THE TASK:
Copy every line of the listing that holds the string "Rifacimento".

[Dataset listings of figures]

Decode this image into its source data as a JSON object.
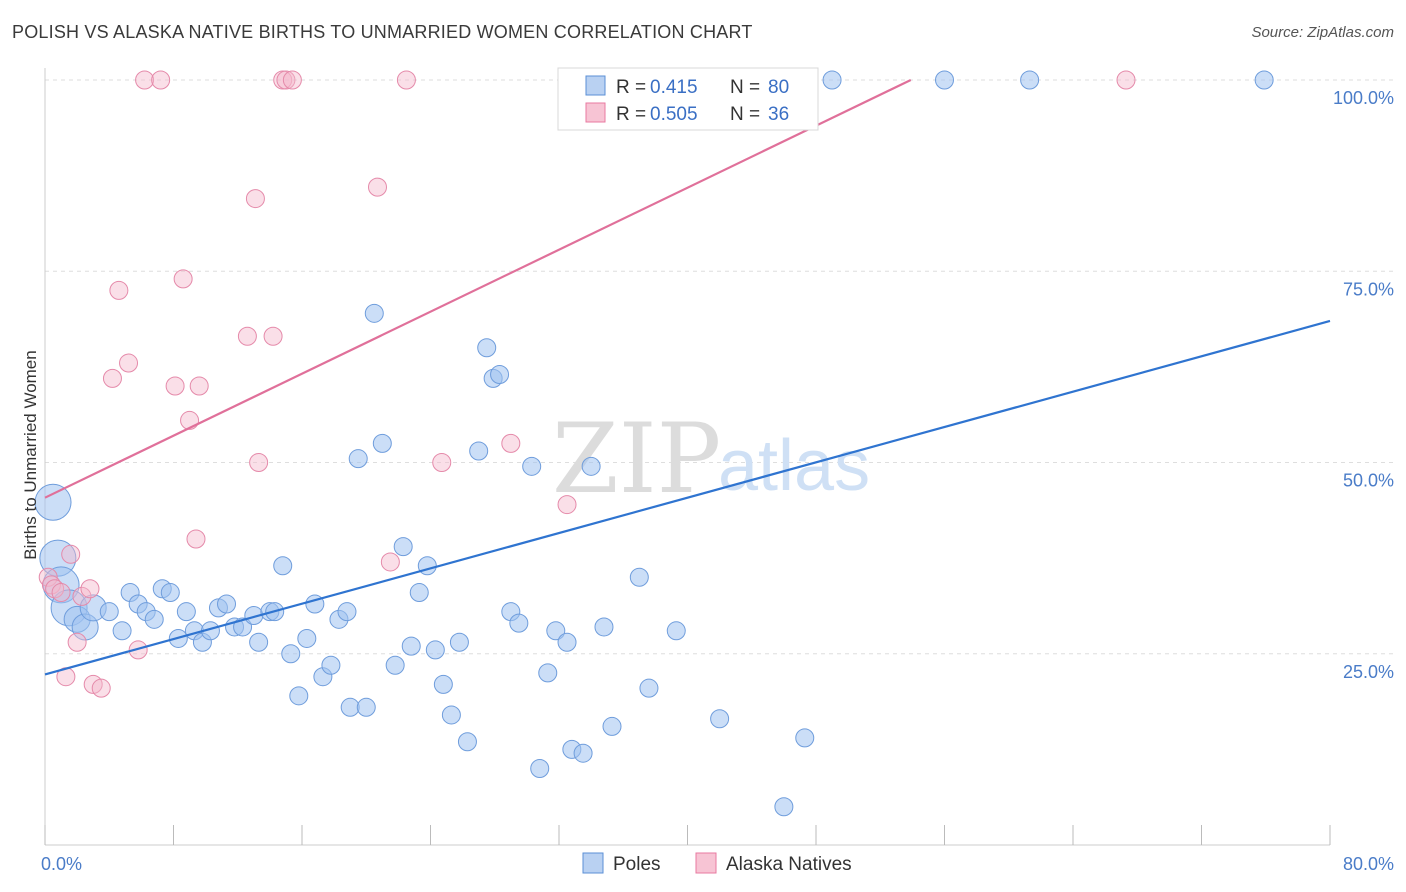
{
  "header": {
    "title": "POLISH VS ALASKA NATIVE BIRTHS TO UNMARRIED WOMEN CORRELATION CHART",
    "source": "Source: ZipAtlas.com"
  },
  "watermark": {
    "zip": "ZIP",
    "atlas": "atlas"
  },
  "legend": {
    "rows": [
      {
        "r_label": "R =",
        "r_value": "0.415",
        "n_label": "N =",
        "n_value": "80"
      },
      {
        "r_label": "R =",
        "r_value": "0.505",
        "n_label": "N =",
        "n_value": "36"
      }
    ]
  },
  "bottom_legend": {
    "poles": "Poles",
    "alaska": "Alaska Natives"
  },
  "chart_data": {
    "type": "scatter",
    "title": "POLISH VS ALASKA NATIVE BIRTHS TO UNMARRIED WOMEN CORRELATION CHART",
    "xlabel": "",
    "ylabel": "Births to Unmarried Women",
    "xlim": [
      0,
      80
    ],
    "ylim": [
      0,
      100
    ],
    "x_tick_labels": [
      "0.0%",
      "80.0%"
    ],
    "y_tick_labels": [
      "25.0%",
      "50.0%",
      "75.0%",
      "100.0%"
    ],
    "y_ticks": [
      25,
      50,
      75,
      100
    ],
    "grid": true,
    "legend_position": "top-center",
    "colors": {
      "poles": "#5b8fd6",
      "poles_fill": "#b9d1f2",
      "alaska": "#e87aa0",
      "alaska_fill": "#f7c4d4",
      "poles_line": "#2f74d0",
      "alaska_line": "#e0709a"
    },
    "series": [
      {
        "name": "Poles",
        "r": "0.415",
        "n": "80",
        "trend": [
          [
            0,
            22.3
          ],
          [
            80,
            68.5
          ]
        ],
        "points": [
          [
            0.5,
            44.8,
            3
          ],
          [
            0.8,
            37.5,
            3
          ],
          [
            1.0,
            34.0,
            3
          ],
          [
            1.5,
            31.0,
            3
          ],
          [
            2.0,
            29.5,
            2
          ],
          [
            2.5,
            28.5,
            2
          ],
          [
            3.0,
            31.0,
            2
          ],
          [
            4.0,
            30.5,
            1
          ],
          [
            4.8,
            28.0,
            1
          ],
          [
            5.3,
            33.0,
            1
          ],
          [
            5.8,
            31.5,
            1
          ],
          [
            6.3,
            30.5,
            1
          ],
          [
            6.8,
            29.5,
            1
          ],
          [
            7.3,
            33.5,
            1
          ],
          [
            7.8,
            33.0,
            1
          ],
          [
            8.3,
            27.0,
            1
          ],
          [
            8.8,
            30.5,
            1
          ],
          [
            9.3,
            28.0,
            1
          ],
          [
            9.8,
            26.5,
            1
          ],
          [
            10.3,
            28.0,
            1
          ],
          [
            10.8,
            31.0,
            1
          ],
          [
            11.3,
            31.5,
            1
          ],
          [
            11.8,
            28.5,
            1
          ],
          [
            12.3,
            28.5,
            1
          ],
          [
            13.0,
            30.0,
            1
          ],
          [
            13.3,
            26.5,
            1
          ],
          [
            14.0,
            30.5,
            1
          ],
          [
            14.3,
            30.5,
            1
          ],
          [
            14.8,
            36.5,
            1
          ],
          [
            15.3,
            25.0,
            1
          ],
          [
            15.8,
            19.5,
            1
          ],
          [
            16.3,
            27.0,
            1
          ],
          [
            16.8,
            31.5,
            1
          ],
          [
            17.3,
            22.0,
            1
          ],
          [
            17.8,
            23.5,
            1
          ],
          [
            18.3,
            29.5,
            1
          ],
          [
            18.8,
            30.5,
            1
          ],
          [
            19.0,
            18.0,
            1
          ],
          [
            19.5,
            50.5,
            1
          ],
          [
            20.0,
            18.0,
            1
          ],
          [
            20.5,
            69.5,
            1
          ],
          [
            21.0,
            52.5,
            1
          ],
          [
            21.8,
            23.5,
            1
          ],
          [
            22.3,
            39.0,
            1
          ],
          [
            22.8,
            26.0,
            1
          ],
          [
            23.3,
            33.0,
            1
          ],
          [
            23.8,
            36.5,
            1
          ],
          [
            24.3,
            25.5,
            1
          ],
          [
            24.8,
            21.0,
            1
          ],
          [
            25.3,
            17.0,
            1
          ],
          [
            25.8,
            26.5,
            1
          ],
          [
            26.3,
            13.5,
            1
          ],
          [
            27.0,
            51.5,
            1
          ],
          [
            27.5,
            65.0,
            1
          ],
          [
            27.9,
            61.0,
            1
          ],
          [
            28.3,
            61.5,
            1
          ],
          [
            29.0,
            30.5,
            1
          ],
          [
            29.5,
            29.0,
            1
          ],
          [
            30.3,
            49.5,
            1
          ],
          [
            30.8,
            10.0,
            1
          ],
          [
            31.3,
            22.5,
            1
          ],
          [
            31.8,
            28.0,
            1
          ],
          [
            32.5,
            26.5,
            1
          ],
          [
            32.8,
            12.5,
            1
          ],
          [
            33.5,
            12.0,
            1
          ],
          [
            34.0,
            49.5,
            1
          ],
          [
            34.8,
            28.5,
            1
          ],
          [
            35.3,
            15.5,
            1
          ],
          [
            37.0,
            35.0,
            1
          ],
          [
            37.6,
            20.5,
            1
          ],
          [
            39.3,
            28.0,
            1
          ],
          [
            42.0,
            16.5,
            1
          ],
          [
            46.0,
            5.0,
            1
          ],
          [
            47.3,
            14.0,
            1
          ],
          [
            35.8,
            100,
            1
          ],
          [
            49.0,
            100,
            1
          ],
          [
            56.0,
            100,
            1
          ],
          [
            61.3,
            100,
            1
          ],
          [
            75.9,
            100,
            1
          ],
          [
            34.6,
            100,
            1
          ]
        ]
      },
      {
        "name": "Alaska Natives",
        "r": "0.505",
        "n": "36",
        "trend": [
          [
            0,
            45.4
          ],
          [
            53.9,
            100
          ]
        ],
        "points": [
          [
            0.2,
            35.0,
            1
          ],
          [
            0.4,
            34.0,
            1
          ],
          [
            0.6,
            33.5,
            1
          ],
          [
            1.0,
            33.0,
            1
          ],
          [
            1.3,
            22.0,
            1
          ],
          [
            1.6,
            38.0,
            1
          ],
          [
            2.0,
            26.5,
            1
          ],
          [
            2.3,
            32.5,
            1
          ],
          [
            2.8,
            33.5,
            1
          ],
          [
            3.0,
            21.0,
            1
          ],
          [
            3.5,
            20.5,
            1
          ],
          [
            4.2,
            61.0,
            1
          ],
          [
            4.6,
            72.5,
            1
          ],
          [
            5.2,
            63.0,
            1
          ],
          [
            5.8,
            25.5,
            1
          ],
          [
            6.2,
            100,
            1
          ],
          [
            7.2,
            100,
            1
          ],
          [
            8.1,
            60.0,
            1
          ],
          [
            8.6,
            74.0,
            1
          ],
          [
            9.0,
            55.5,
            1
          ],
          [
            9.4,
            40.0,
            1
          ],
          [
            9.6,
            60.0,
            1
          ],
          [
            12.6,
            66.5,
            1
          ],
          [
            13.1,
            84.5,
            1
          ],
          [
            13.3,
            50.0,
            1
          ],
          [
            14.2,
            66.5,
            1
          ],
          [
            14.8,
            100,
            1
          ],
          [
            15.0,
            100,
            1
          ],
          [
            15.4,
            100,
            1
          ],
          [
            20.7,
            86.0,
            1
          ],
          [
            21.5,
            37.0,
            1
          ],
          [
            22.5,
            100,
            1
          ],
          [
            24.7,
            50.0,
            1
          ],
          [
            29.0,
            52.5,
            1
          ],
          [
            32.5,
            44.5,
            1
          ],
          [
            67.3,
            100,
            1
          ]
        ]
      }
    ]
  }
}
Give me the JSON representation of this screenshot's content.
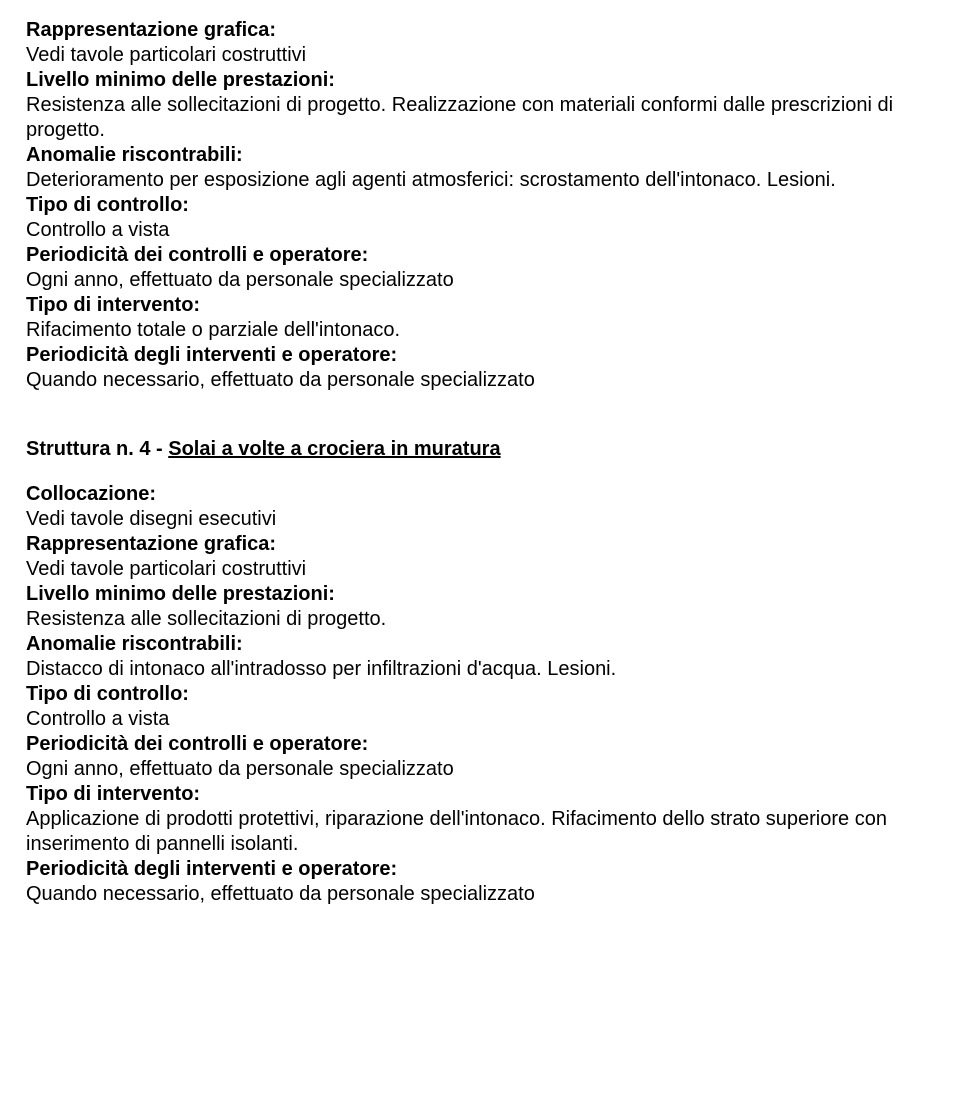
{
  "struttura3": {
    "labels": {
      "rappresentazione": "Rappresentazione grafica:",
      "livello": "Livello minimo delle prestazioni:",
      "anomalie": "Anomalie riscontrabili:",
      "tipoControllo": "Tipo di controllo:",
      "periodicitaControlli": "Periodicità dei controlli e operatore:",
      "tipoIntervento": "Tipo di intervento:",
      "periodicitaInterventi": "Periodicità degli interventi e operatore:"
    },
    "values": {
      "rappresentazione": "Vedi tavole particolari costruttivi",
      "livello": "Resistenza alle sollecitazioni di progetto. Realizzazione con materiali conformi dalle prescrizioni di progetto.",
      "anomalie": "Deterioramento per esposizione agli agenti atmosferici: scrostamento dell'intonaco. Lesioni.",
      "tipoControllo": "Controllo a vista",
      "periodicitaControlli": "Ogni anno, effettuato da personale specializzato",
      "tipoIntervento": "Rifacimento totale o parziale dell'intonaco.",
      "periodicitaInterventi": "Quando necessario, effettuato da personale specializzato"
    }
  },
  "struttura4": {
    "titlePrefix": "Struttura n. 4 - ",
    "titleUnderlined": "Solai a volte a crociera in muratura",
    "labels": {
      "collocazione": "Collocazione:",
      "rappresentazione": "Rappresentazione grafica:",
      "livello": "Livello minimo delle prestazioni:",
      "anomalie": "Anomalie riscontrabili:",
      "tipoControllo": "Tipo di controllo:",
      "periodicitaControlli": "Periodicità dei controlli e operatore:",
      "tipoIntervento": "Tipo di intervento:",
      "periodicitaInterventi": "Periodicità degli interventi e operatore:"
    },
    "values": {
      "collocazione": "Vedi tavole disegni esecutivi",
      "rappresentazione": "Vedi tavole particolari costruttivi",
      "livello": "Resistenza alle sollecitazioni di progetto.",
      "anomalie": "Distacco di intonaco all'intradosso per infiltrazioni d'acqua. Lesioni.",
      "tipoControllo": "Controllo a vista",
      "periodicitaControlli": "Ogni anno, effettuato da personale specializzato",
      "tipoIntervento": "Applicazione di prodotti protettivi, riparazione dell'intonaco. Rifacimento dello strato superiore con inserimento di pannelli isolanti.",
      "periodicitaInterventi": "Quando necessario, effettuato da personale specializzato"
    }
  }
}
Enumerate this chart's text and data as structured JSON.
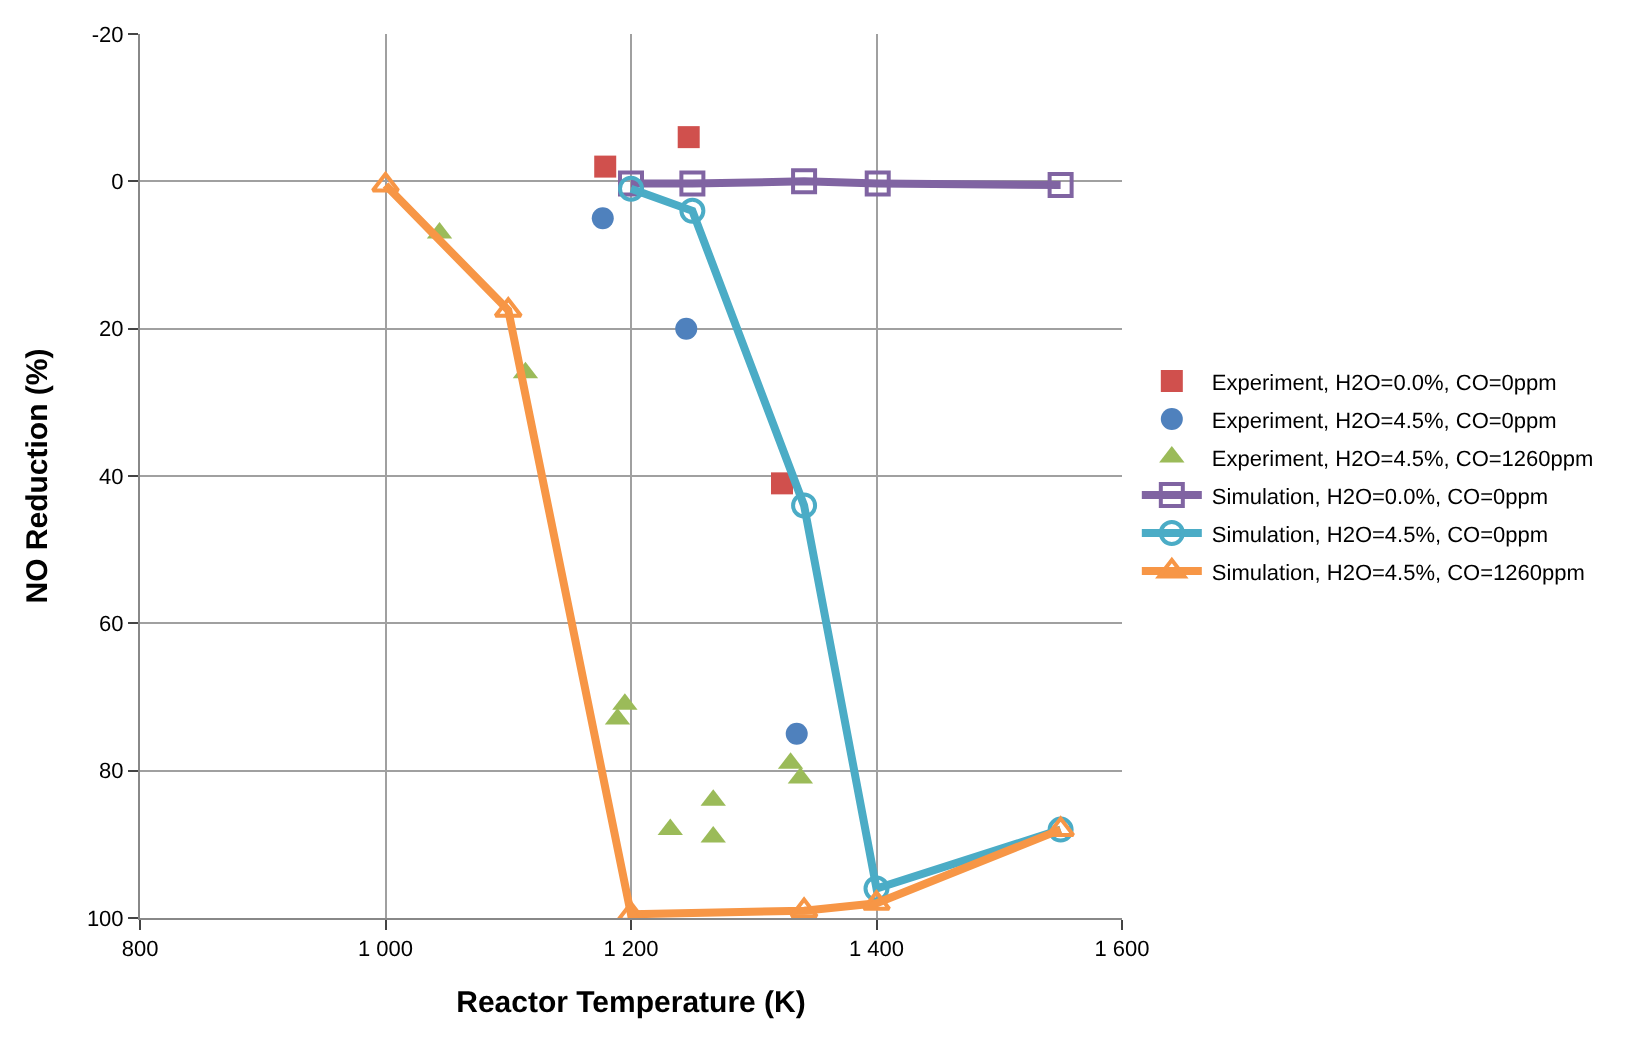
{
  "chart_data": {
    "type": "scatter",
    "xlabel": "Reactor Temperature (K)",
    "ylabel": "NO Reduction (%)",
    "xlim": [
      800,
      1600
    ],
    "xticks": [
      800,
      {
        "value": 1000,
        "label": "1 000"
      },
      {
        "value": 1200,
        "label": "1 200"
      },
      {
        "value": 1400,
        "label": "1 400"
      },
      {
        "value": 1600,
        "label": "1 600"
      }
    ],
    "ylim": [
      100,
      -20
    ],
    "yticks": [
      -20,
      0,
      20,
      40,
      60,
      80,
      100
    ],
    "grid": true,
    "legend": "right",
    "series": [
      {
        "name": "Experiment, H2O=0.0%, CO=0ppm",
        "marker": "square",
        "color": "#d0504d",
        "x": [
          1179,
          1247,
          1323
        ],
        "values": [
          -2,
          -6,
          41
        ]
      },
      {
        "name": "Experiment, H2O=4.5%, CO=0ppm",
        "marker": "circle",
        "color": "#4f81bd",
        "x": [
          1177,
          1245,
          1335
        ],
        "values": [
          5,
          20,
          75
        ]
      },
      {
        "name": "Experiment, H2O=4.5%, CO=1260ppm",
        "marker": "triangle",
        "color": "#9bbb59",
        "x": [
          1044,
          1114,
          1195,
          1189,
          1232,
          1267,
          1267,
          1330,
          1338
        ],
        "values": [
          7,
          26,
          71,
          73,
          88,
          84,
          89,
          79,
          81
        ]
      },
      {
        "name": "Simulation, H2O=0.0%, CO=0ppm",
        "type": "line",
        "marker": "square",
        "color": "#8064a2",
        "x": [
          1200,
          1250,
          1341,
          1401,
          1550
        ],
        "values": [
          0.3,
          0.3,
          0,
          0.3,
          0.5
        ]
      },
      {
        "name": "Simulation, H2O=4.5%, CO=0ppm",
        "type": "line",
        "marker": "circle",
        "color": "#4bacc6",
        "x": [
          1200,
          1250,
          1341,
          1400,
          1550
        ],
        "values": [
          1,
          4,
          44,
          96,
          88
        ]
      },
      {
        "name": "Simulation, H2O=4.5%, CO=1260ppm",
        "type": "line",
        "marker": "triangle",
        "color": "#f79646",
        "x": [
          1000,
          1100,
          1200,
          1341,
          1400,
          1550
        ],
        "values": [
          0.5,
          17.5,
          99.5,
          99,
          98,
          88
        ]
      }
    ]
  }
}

RESPONSE TO THIS TASK:
      "tipoIntervento": "Rifacimento totale o parziale dell'intonaco.",
      "tipoIntervento": "Applicazione di prodotti protettivi, riparazione dell'intonaco. Rifacimento dello strato superiore con inserimento di pannelli isolanti.",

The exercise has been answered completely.